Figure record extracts
- - - - - - -

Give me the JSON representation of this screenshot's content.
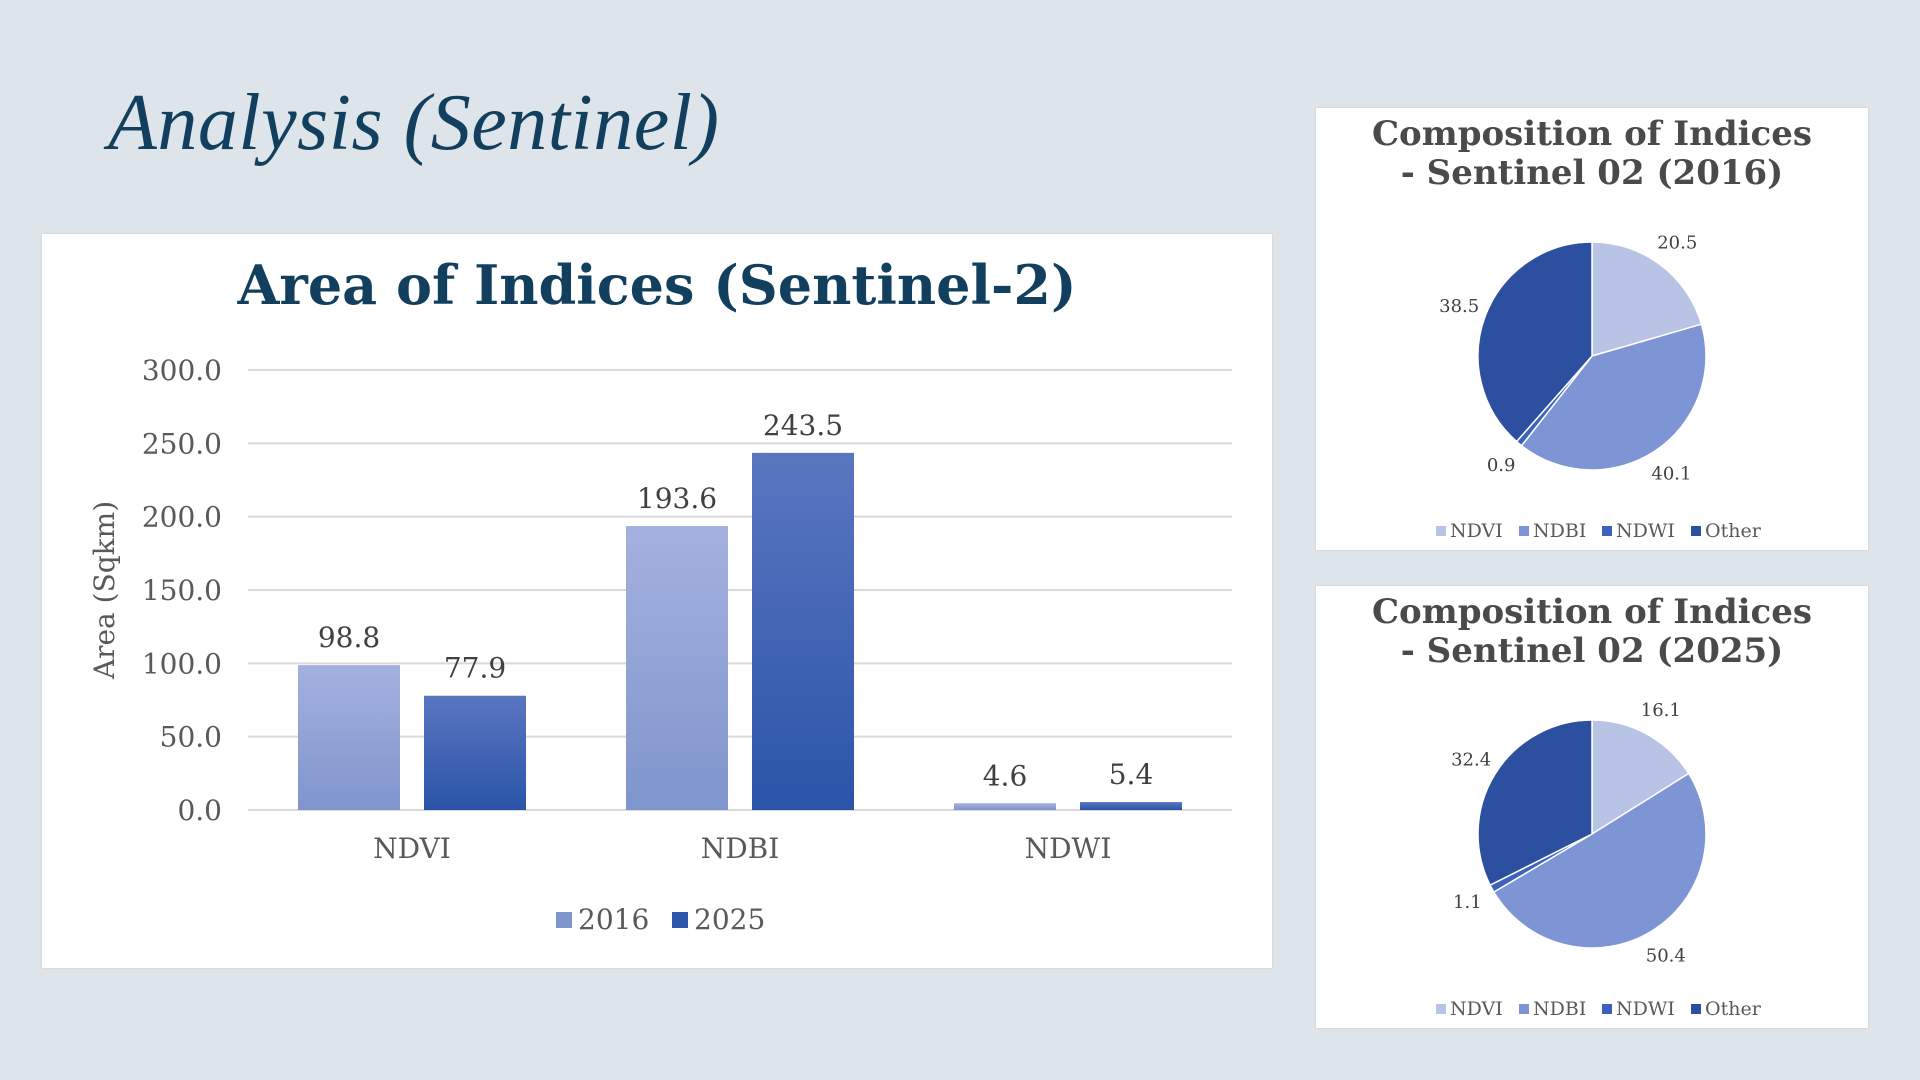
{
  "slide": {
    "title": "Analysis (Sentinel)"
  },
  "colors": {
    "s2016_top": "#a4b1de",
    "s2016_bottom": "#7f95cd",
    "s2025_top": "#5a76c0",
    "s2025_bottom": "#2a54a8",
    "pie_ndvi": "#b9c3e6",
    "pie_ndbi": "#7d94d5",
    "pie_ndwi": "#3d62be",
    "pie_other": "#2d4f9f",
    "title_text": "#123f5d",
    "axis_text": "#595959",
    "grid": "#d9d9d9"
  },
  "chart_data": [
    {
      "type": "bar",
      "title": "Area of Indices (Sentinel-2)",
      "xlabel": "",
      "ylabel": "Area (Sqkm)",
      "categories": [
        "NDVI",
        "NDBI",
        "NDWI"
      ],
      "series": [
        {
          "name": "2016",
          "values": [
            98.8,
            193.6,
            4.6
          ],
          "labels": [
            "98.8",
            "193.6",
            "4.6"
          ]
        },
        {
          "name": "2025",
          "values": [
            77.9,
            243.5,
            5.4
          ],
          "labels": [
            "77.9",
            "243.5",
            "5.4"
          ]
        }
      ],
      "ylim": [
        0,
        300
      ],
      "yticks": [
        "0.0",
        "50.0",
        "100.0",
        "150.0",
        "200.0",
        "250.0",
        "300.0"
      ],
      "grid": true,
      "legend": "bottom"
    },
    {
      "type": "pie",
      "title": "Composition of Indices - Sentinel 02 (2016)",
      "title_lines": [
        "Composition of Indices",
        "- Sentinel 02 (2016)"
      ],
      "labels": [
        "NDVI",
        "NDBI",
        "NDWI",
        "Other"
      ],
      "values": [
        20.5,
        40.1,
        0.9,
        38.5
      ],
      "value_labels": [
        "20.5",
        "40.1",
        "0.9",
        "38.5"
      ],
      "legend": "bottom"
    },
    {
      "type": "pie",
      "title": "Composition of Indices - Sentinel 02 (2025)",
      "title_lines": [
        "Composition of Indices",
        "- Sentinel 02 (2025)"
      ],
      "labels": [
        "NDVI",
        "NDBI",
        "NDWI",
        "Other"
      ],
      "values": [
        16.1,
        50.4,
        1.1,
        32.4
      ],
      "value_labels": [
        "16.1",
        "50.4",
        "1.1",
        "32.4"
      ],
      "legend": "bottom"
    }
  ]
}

- - - - - - -

Task objective:
For the entries shown above, give the number of lines that include the word "Area", without any other text.

Finished answer:
2